DATA EXTRACT
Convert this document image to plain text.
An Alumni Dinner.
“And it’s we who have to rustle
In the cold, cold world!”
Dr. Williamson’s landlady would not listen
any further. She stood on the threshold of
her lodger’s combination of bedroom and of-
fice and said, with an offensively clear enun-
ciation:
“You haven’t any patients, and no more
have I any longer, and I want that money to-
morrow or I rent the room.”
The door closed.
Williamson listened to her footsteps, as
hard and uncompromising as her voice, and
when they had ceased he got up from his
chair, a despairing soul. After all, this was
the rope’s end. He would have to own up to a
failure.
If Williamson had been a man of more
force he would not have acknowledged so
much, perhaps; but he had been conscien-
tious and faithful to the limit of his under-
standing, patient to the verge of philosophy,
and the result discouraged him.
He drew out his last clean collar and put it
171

YOUR OBJECTIVE
For every line of the data above that contains "would", copy that line.

ANSWER TO THIS PROBLEM
Dr. Williamson’s landlady would not listen
the rope’s end. He would have to own up to a
force he would not have acknowledged so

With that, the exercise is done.